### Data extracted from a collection
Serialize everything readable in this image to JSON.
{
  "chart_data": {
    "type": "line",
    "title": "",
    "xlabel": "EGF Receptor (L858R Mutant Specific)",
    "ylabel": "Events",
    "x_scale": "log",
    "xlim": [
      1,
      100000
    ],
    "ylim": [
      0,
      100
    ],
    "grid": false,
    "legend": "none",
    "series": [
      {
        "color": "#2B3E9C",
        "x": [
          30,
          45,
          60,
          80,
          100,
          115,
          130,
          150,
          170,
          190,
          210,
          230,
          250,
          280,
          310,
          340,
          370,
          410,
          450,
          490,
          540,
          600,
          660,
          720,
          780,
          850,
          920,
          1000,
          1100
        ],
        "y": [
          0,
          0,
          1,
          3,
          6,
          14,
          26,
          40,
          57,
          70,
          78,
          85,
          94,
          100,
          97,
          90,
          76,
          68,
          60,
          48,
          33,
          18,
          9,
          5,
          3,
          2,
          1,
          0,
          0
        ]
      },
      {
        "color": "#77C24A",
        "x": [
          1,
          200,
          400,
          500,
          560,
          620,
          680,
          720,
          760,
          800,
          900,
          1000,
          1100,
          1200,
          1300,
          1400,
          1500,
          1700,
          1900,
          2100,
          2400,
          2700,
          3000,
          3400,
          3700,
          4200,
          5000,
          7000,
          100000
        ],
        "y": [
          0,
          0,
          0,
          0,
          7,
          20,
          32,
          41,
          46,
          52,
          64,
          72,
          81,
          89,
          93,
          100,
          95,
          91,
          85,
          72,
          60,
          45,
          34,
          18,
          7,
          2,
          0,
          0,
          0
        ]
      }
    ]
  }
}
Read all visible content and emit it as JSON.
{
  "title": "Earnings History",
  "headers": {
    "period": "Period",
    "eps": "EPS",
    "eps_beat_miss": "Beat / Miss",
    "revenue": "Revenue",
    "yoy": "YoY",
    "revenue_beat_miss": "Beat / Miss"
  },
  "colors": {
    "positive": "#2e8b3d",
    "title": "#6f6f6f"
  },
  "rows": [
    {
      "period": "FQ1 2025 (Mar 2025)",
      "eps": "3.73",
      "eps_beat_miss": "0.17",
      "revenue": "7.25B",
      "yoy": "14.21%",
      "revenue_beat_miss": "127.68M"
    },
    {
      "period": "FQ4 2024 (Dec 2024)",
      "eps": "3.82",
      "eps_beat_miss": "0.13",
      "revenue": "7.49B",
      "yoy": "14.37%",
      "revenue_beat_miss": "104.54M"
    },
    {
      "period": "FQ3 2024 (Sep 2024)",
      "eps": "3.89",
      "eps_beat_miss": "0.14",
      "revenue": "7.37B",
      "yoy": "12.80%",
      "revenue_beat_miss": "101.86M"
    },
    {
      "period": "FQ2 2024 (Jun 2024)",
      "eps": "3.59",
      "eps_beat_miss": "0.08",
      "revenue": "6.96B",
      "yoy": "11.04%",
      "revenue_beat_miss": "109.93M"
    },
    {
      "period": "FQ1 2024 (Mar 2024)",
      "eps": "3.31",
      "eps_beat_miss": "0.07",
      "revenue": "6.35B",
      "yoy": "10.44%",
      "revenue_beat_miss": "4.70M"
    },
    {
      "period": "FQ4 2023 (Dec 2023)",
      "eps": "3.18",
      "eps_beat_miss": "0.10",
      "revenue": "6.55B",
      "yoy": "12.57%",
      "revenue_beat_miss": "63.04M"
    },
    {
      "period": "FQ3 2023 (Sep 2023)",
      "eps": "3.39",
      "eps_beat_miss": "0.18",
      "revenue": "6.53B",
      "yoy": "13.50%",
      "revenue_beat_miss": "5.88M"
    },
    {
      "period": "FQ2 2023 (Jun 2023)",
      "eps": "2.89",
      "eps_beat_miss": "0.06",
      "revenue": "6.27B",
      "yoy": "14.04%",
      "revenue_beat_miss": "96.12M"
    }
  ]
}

### What is needed
Report the number of lines that include the string "title"; return nothing but the count.

### The answer
3